Task directions:
Write out every entry exactly as it stands.

====== Stored data ======

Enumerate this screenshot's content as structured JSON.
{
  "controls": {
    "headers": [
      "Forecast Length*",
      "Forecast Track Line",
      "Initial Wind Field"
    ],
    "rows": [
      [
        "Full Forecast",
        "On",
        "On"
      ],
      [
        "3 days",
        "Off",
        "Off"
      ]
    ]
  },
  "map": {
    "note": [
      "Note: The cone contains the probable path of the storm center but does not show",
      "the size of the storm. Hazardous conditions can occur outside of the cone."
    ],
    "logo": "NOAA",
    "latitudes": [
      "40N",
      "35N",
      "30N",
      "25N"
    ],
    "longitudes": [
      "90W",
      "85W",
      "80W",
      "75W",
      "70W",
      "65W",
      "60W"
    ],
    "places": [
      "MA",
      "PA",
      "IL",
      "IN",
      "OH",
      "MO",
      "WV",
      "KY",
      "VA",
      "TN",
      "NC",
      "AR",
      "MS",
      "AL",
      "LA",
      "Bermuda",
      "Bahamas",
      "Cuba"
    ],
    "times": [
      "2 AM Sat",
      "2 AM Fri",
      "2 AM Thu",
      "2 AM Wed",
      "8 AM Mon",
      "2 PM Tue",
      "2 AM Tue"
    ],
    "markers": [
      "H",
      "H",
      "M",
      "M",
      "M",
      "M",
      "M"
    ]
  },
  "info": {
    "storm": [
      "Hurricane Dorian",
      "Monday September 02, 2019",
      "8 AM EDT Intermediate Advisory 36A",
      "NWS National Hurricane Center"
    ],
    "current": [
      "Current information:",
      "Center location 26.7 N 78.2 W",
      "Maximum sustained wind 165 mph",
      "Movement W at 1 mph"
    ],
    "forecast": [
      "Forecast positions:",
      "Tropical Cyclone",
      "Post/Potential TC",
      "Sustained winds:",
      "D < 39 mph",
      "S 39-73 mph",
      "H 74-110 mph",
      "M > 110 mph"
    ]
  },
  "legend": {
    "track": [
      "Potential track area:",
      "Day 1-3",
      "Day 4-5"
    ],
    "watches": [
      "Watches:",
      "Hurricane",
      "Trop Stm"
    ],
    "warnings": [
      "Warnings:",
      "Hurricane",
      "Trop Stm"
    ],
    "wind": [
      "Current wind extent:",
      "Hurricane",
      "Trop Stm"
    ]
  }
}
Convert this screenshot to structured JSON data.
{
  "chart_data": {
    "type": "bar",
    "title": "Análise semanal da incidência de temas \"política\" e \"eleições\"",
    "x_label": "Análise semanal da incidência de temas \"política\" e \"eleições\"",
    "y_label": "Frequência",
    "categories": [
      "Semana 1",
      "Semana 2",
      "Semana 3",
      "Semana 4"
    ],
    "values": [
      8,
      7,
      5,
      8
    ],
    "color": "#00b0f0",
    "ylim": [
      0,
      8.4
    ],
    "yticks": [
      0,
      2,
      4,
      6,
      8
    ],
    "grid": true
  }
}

======

Solution for this task:
Enumerate this screenshot's content as structured JSON.
{
  "controls": {
    "headers": [
      "Forecast Length*",
      "Forecast Track Line",
      "Initial Wind Field"
    ],
    "rows": [
      [
        "Full Forecast",
        "On",
        "On"
      ],
      [
        "3 days",
        "Off",
        "Off"
      ]
    ]
  },
  "map": {
    "note": [
      "Note: The cone contains the probable path of the storm center but does not show",
      "the size of the storm. Hazardous conditions can occur outside of the cone."
    ],
    "logo": "NOAA",
    "latitudes": [
      "40N",
      "35N",
      "30N",
      "25N"
    ],
    "longitudes": [
      "90W",
      "85W",
      "80W",
      "75W",
      "70W",
      "65W",
      "60W"
    ],
    "places": [
      "MA",
      "PA",
      "IL",
      "IN",
      "OH",
      "MO",
      "WV",
      "KY",
      "VA",
      "TN",
      "NC",
      "AR",
      "MS",
      "AL",
      "LA",
      "Bermuda",
      "Bahamas",
      "Cuba"
    ],
    "times": [
      "2 AM Sat",
      "2 AM Fri",
      "2 AM Thu",
      "2 AM Wed",
      "8 AM Mon",
      "2 PM Tue",
      "2 AM Tue"
    ],
    "markers": [
      "H",
      "H",
      "M",
      "M",
      "M",
      "M",
      "M"
    ]
  },
  "info": {
    "storm": [
      "Hurricane Dorian",
      "Monday September 02, 2019",
      "8 AM EDT Intermediate Advisory 36A",
      "NWS National Hurricane Center"
    ],
    "current": [
      "Current information:",
      "Center location 26.7 N 78.2 W",
      "Maximum sustained wind 165 mph",
      "Movement W at 1 mph"
    ],
    "forecast": [
      "Forecast positions:",
      "Tropical Cyclone",
      "Post/Potential TC",
      "Sustained winds:",
      "D < 39 mph",
      "S 39-73 mph",
      "H 74-110 mph",
      "M > 110 mph"
    ]
  },
  "legend": {
    "track": [
      "Potential track area:",
      "Day 1-3",
      "Day 4-5"
    ],
    "watches": [
      "Watches:",
      "Hurricane",
      "Trop Stm"
    ],
    "warnings": [
      "Warnings:",
      "Hurricane",
      "Trop Stm"
    ],
    "wind": [
      "Current wind extent:",
      "Hurricane",
      "Trop Stm"
    ]
  }
}
Convert this screenshot to structured JSON data.
{
  "chart_data": {
    "type": "bar",
    "title": "Análise semanal da incidência de temas \"política\" e \"eleições\"",
    "x_label": "Análise semanal da incidência de temas \"política\" e \"eleições\"",
    "y_label": "Frequência",
    "categories": [
      "Semana 1",
      "Semana 2",
      "Semana 3",
      "Semana 4"
    ],
    "values": [
      8,
      7,
      5,
      8
    ],
    "color": "#00b0f0",
    "ylim": [
      0,
      8.4
    ],
    "yticks": [
      0,
      2,
      4,
      6,
      8
    ],
    "grid": true
  }
}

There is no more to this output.